*Objective*. Write every record out again exactly, and keep images out of it.

━━━━━━━━━━━━━━━━━━━━━━━━━━━━━━

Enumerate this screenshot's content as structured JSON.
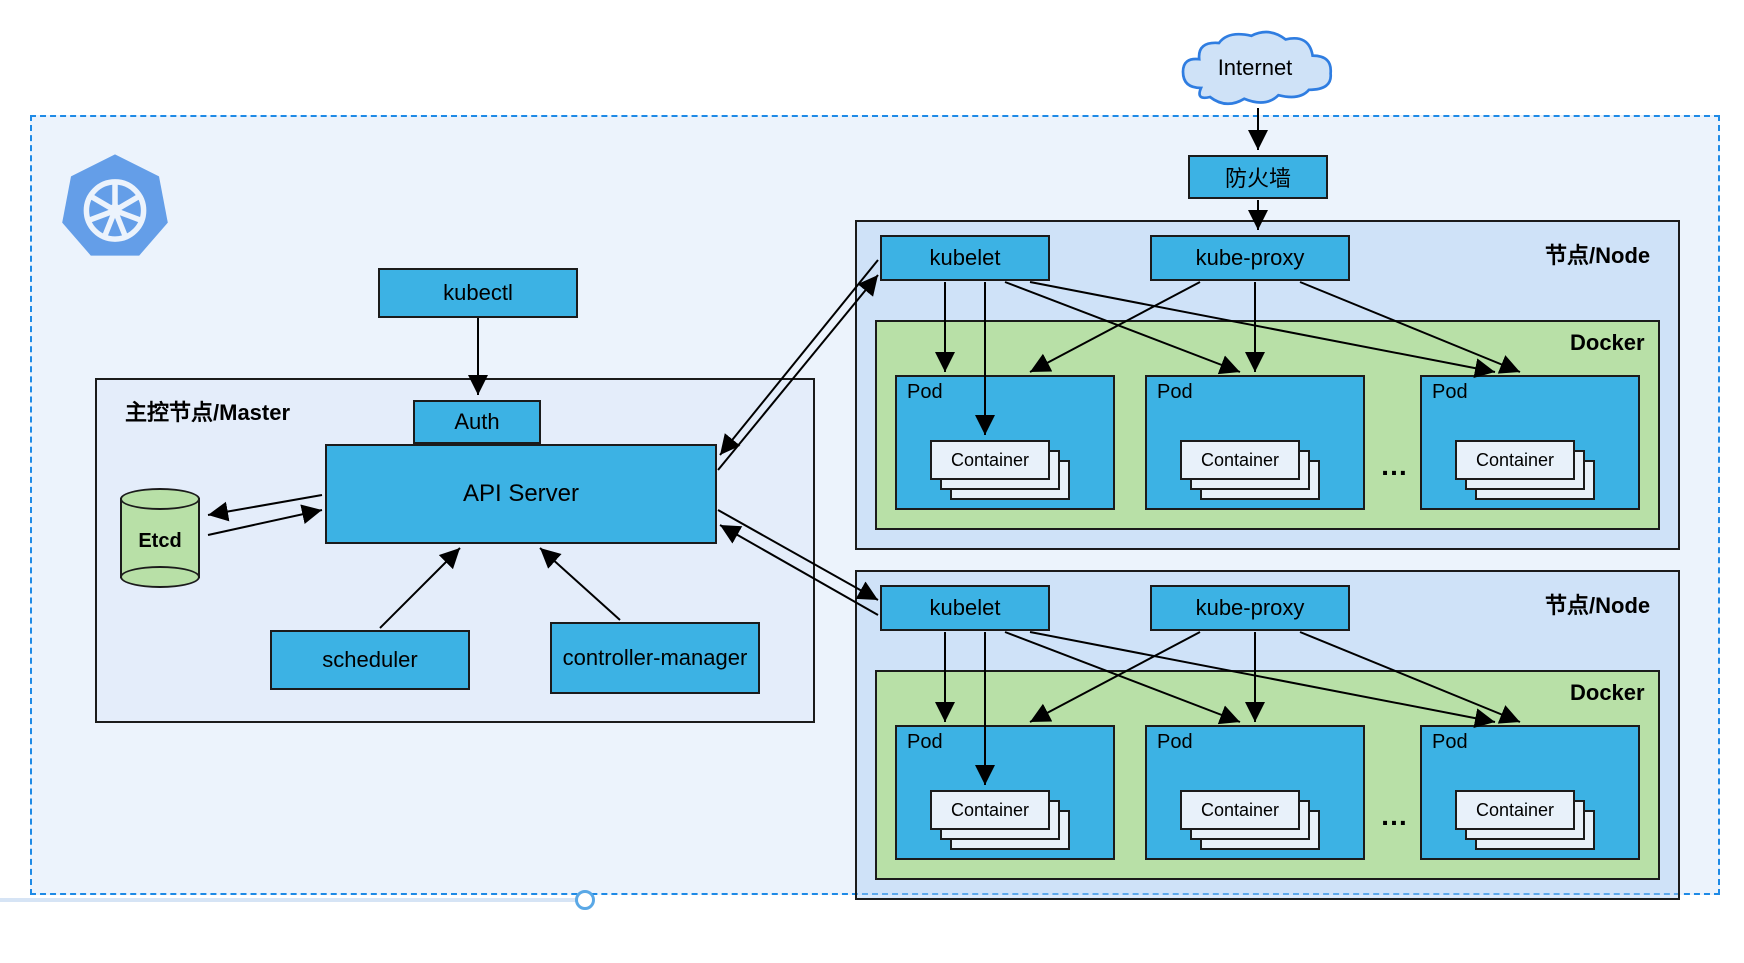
{
  "internet": {
    "label": "Internet"
  },
  "firewall": {
    "label": "防火墙"
  },
  "kubectl": {
    "label": "kubectl"
  },
  "master": {
    "title": "主控节点/Master",
    "auth": "Auth",
    "apiServer": "API Server",
    "scheduler": "scheduler",
    "controllerManager": "controller-manager",
    "etcd": "Etcd"
  },
  "node": {
    "title": "节点/Node",
    "kubelet": "kubelet",
    "kubeProxy": "kube-proxy",
    "docker": "Docker",
    "pod": "Pod",
    "container": "Container",
    "ellipsis": "…"
  },
  "colors": {
    "accentBlue": "#3cb2e4",
    "borderBlue": "#1e8ae6",
    "green": "#b8e0a7",
    "black": "#1b1b1b"
  }
}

━━━━━━━━━━━━━━━━━━━━━━━━━━━━━━

*The reply*.
Enumerate this screenshot's content as structured JSON.
{
  "internet": {
    "label": "Internet"
  },
  "firewall": {
    "label": "防火墙"
  },
  "kubectl": {
    "label": "kubectl"
  },
  "master": {
    "title": "主控节点/Master",
    "auth": "Auth",
    "apiServer": "API Server",
    "scheduler": "scheduler",
    "controllerManager": "controller-manager",
    "etcd": "Etcd"
  },
  "node": {
    "title": "节点/Node",
    "kubelet": "kubelet",
    "kubeProxy": "kube-proxy",
    "docker": "Docker",
    "pod": "Pod",
    "container": "Container",
    "ellipsis": "…"
  },
  "colors": {
    "accentBlue": "#3cb2e4",
    "borderBlue": "#1e8ae6",
    "green": "#b8e0a7",
    "black": "#1b1b1b"
  }
}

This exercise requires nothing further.